--- start RECORDS SHOWN ---

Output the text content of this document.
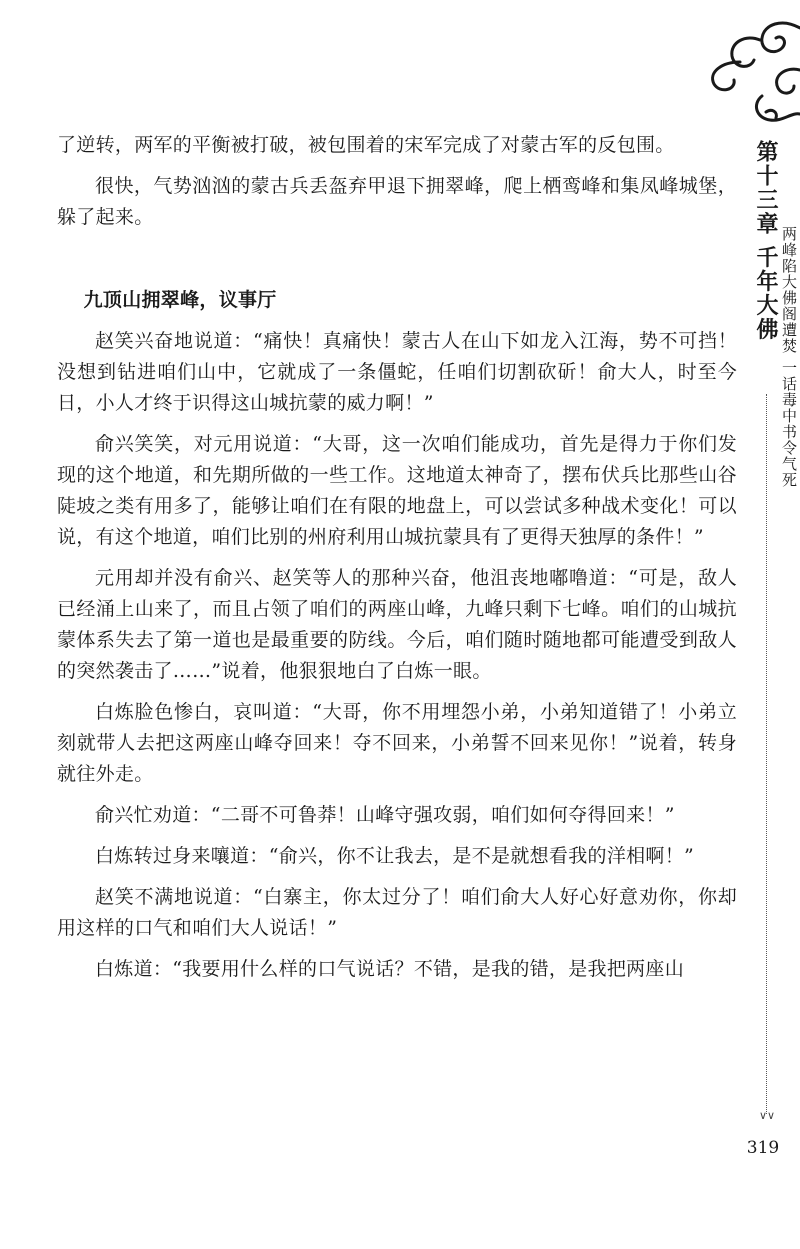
了逆转，两军的平衡被打破，被包围着的宋军完成了对蒙古军的反包围。

很快，气势汹汹的蒙古兵丢盔弃甲退下拥翠峰，爬上栖鸾峰和集凤峰城堡，躲了起来。

九顶山拥翠峰，议事厅

赵笑兴奋地说道：“痛快！真痛快！蒙古人在山下如龙入江海，势不可挡！没想到钻进咱们山中，它就成了一条僵蛇，任咱们切割砍斫！俞大人，时至今日，小人才终于识得这山城抗蒙的威力啊！”

俞兴笑笑，对元用说道：“大哥，这一次咱们能成功，首先是得力于你们发现的这个地道，和先期所做的一些工作。这地道太神奇了，摆布伏兵比那些山谷陡坡之类有用多了，能够让咱们在有限的地盘上，可以尝试多种战术变化！可以说，有这个地道，咱们比别的州府利用山城抗蒙具有了更得天独厚的条件！”

元用却并没有俞兴、赵笑等人的那种兴奋，他沮丧地嘟噜道：“可是，敌人已经涌上山来了，而且占领了咱们的两座山峰，九峰只剩下七峰。咱们的山城抗蒙体系失去了第一道也是最重要的防线。今后，咱们随时随地都可能遭受到敌人的突然袭击了……”说着，他狠狠地白了白炼一眼。

白炼脸色惨白，哀叫道：“大哥，你不用埋怨小弟，小弟知道错了！小弟立刻就带人去把这两座山峰夺回来！夺不回来，小弟誓不回来见你！”说着，转身就往外走。

俞兴忙劝道：“二哥不可鲁莽！山峰守强攻弱，咱们如何夺得回来！”

白炼转过身来嚷道：“俞兴，你不让我去，是不是就想看我的洋相啊！”

赵笑不满地说道：“白寨主，你太过分了！咱们俞大人好心好意劝你，你却用这样的口气和咱们大人说话！”

白炼道：“我要用什么样的口气说话？不错，是我的错，是我把两座山

第十三章 千年大佛 两峰陷大佛阁遭焚 一话毒中书令气死
∨∨
319
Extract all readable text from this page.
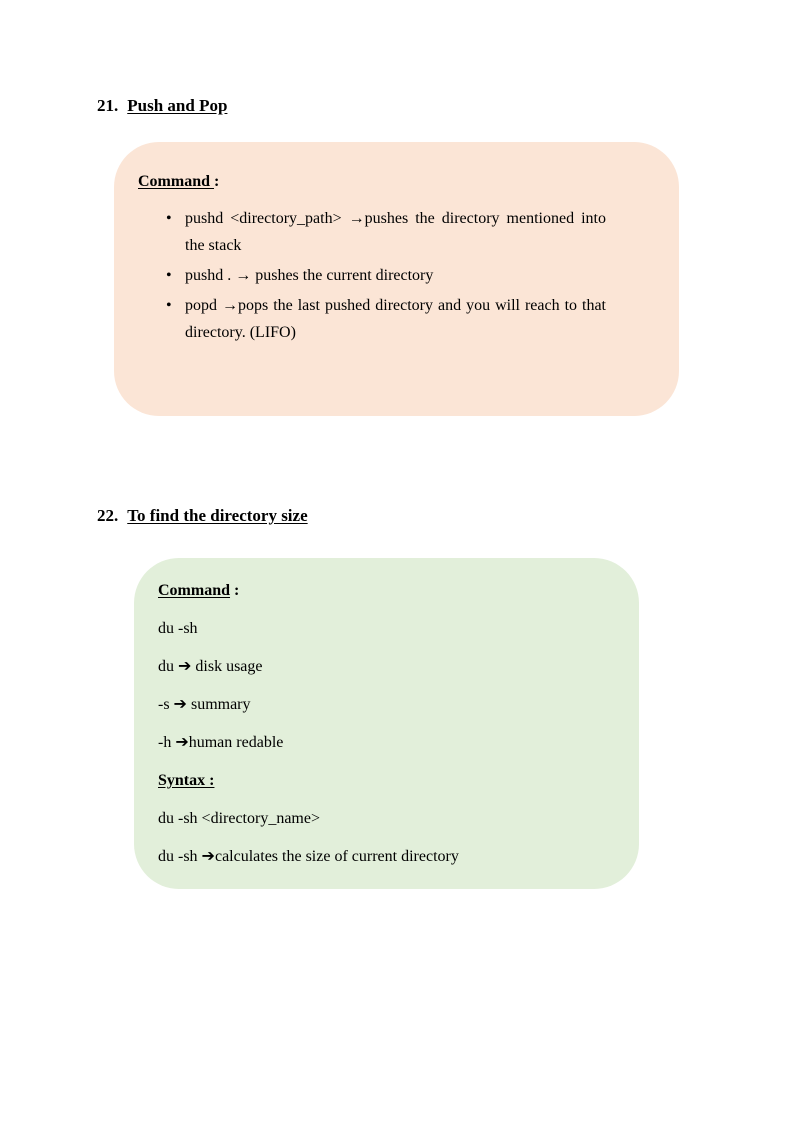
21. Push and Pop

Command :

• pushd <directory_path> →pushes the directory mentioned into the stack
• pushd . → pushes the current directory
• popd →pops the last pushed directory and you will reach to that directory. (LIFO)
22. To find the directory size

Command :

du -sh

du ➔ disk usage

-s ➔ summary

-h ➔human redable

Syntax :

du -sh <directory_name>

du -sh ➔calculates the size of current directory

--- end RECORDS SHOWN ---

• WORK INSTRUCTIONS: Without including any pictures, print each record exactly.

• CORRECT ANSWER:
Output the text content of this document.
了逆转，两军的平衡被打破，被包围着的宋军完成了对蒙古军的反包围。

很快，气势汹汹的蒙古兵丢盔弃甲退下拥翠峰，爬上栖鸾峰和集凤峰城堡，躲了起来。

九顶山拥翠峰，议事厅

赵笑兴奋地说道：“痛快！真痛快！蒙古人在山下如龙入江海，势不可挡！没想到钻进咱们山中，它就成了一条僵蛇，任咱们切割砍斫！俞大人，时至今日，小人才终于识得这山城抗蒙的威力啊！”

俞兴笑笑，对元用说道：“大哥，这一次咱们能成功，首先是得力于你们发现的这个地道，和先期所做的一些工作。这地道太神奇了，摆布伏兵比那些山谷陡坡之类有用多了，能够让咱们在有限的地盘上，可以尝试多种战术变化！可以说，有这个地道，咱们比别的州府利用山城抗蒙具有了更得天独厚的条件！”

元用却并没有俞兴、赵笑等人的那种兴奋，他沮丧地嘟噜道：“可是，敌人已经涌上山来了，而且占领了咱们的两座山峰，九峰只剩下七峰。咱们的山城抗蒙体系失去了第一道也是最重要的防线。今后，咱们随时随地都可能遭受到敌人的突然袭击了……”说着，他狠狠地白了白炼一眼。

白炼脸色惨白，哀叫道：“大哥，你不用埋怨小弟，小弟知道错了！小弟立刻就带人去把这两座山峰夺回来！夺不回来，小弟誓不回来见你！”说着，转身就往外走。

俞兴忙劝道：“二哥不可鲁莽！山峰守强攻弱，咱们如何夺得回来！”

白炼转过身来嚷道：“俞兴，你不让我去，是不是就想看我的洋相啊！”

赵笑不满地说道：“白寨主，你太过分了！咱们俞大人好心好意劝你，你却用这样的口气和咱们大人说话！”

白炼道：“我要用什么样的口气说话？不错，是我的错，是我把两座山

第十三章 千年大佛 两峰陷大佛阁遭焚 一话毒中书令气死
∨∨
319
Extract all readable text from this page.
21. Push and Pop

Command :

• pushd <directory_path> →pushes the directory mentioned into the stack
• pushd . → pushes the current directory
• popd →pops the last pushed directory and you will reach to that directory. (LIFO)
22. To find the directory size

Command :

du -sh

du ➔ disk usage

-s ➔ summary

-h ➔human redable

Syntax :

du -sh <directory_name>

du -sh ➔calculates the size of current directory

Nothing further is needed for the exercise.